- **Dataset records**

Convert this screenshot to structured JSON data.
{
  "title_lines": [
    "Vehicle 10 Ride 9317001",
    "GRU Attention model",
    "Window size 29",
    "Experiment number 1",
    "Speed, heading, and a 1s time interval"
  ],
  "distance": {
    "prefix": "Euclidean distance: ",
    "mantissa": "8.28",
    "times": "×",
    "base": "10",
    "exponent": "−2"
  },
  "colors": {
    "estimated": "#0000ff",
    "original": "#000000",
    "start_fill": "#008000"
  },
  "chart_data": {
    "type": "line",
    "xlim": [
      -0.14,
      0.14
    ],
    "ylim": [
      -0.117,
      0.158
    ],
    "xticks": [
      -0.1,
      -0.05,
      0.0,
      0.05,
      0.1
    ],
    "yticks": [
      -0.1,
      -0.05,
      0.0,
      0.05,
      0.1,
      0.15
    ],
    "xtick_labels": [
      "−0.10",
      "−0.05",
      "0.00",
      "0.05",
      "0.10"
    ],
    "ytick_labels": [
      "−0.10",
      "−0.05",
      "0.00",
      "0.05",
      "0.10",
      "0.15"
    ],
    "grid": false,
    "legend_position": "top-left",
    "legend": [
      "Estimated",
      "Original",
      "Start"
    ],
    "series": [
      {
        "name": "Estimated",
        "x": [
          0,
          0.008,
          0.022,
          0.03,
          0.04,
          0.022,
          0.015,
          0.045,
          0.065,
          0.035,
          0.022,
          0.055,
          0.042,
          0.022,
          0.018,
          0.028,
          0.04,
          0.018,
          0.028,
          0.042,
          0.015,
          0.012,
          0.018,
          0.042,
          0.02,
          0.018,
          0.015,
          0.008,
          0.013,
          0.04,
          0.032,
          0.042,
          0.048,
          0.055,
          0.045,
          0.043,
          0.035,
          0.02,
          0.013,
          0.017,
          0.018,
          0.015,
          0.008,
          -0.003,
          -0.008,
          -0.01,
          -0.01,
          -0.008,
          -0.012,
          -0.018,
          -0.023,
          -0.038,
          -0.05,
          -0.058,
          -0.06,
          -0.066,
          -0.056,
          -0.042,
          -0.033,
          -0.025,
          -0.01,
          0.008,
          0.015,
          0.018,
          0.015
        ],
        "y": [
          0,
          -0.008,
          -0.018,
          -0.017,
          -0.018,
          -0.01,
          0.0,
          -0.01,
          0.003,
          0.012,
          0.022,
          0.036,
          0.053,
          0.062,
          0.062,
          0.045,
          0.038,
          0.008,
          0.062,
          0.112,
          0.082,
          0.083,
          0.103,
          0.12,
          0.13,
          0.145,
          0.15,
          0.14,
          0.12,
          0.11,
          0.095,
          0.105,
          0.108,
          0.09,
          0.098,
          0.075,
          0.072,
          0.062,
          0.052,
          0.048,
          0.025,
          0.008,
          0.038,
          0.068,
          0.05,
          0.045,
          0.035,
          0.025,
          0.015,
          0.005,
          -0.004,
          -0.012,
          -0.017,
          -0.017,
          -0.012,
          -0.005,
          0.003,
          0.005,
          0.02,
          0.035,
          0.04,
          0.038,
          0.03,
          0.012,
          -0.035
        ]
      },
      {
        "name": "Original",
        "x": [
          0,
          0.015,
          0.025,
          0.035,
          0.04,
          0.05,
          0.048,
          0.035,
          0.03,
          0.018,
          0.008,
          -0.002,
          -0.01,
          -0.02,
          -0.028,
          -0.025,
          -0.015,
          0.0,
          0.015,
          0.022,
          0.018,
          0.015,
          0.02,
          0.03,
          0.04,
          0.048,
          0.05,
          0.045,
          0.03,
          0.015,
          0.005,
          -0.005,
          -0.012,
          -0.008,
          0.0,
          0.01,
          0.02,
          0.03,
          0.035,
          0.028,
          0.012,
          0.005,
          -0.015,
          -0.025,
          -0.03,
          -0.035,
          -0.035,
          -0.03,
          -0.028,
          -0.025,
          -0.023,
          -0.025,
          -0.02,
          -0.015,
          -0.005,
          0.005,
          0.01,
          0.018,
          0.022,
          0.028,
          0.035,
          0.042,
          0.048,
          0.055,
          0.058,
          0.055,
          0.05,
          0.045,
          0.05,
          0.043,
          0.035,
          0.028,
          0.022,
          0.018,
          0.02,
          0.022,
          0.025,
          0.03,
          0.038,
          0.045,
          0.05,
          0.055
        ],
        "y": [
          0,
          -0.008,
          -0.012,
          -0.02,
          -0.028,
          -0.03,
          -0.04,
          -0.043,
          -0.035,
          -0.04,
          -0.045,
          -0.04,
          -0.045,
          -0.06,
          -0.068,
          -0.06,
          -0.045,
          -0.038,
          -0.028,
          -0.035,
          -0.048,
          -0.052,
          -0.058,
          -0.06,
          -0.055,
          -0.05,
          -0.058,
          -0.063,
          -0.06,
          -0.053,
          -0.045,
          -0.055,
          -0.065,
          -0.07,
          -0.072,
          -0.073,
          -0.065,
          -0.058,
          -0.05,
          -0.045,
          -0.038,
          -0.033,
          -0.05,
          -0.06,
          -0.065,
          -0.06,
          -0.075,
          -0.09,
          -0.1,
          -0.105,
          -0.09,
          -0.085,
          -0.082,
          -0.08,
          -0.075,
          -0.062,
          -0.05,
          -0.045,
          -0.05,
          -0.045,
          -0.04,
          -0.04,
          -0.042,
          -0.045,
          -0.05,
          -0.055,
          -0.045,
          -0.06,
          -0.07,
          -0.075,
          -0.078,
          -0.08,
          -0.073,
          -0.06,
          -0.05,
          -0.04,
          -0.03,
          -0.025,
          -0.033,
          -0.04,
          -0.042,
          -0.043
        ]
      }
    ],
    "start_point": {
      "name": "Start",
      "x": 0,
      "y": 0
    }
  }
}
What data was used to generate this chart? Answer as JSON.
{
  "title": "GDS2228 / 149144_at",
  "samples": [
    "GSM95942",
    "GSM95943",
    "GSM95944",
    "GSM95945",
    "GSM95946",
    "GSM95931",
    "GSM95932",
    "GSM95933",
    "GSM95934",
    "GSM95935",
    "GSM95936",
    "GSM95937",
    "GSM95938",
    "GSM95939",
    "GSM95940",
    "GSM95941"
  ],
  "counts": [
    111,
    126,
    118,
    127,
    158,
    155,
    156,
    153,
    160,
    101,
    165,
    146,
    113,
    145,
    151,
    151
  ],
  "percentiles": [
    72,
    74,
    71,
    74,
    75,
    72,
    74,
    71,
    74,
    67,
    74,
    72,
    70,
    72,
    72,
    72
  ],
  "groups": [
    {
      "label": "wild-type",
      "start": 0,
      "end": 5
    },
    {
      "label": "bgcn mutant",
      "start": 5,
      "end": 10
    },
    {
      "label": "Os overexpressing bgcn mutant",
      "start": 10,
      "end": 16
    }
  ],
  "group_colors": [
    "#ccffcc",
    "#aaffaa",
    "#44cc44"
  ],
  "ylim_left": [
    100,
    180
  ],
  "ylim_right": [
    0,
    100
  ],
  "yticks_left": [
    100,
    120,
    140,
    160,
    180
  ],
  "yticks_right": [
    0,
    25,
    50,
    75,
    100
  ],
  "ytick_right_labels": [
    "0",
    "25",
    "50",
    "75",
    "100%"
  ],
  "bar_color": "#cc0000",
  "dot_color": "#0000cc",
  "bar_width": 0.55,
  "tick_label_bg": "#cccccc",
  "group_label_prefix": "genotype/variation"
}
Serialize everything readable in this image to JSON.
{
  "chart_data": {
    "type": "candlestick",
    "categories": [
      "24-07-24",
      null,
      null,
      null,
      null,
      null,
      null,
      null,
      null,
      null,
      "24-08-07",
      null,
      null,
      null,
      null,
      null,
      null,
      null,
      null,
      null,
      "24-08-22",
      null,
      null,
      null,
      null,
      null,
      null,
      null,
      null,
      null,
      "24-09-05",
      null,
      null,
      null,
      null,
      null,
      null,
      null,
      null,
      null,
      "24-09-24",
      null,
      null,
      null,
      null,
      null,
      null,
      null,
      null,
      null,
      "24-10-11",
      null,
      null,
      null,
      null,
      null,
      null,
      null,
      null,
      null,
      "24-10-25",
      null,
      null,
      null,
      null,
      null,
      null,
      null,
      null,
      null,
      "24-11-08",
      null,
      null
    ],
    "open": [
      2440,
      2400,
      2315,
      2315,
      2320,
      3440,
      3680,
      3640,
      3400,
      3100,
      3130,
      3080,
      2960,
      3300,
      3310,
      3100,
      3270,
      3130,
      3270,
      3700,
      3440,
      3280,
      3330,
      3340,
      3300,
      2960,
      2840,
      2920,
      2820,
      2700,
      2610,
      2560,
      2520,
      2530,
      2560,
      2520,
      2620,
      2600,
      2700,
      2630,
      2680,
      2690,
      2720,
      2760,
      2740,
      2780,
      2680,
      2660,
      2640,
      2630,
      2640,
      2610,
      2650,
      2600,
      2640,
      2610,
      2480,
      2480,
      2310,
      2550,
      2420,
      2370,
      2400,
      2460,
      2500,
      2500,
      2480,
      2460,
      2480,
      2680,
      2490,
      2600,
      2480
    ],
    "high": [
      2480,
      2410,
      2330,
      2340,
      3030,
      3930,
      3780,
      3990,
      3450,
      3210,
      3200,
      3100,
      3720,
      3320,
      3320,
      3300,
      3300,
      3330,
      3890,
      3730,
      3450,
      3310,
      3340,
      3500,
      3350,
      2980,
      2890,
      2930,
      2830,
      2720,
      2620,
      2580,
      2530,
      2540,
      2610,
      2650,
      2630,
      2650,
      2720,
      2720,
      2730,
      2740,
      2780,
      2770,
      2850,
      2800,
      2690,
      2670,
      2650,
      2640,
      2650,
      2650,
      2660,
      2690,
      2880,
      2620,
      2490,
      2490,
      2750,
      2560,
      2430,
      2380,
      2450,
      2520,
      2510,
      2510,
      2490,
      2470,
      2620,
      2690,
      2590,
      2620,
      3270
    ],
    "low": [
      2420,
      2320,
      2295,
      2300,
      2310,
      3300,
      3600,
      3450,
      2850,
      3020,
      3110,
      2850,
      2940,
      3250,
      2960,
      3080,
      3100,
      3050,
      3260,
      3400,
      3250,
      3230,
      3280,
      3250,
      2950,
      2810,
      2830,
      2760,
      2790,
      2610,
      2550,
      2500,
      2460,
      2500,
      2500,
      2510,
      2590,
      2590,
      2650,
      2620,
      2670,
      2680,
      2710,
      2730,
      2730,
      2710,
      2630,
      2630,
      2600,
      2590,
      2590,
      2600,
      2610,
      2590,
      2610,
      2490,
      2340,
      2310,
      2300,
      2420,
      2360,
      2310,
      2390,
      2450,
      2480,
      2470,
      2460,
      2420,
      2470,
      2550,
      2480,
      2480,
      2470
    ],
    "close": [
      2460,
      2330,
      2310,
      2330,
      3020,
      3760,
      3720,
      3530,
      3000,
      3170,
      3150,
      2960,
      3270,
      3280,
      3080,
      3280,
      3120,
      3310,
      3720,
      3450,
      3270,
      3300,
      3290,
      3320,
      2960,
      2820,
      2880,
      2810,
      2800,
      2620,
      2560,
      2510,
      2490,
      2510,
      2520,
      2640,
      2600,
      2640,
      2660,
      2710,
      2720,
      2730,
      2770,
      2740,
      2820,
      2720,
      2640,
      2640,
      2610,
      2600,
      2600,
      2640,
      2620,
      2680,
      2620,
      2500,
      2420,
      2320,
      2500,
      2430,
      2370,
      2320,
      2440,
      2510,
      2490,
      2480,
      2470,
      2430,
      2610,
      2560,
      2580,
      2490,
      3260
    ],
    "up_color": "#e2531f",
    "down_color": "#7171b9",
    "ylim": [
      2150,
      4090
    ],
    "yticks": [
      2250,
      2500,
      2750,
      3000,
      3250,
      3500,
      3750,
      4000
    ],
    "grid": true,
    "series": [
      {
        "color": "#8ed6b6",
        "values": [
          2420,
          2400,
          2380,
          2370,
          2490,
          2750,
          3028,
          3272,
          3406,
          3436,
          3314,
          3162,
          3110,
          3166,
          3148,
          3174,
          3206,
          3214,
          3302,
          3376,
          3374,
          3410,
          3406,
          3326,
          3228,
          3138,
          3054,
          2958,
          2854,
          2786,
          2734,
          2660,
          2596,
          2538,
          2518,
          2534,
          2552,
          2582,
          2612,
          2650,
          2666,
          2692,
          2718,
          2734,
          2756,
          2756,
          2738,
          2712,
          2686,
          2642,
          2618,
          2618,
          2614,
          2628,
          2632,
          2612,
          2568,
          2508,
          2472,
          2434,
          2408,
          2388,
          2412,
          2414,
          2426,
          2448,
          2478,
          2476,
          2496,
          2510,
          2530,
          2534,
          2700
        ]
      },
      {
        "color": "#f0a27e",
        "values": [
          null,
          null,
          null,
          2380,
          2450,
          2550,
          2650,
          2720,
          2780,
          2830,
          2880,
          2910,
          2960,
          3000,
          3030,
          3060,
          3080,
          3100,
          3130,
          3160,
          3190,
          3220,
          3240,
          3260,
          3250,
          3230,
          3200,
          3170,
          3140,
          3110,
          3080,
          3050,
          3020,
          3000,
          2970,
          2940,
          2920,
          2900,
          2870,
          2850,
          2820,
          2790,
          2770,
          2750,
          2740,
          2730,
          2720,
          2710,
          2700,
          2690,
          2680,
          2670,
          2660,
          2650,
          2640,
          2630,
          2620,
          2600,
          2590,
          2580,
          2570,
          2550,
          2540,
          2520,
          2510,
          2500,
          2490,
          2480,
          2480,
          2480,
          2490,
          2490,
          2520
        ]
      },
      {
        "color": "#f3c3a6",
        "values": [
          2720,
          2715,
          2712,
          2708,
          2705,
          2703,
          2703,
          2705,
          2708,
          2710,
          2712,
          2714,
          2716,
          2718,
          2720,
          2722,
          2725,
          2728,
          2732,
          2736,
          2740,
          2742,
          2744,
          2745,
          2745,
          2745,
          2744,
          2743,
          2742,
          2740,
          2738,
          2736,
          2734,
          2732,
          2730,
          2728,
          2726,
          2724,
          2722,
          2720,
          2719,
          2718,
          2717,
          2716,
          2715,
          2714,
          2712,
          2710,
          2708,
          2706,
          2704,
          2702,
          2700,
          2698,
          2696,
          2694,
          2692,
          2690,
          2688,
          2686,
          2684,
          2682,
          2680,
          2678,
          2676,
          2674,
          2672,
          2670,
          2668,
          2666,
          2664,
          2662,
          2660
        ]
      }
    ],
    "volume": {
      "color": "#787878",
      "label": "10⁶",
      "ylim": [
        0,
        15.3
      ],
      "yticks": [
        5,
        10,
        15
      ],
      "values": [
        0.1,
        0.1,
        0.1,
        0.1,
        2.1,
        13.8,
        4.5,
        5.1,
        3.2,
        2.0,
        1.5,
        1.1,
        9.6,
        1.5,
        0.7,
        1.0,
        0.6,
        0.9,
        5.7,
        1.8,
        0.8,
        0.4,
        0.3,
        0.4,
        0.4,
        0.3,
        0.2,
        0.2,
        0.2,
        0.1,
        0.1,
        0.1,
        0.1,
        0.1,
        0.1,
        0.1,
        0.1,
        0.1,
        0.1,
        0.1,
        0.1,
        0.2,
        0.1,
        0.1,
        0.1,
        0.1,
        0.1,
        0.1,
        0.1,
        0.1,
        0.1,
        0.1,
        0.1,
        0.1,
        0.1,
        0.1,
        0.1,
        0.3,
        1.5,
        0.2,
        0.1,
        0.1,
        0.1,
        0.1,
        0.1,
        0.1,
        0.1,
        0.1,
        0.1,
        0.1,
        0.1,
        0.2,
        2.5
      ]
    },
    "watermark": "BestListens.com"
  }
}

- **Stated goal**
Going through the records above, state how many lines carry "mutant", with no other text.

- **Expected answer**
2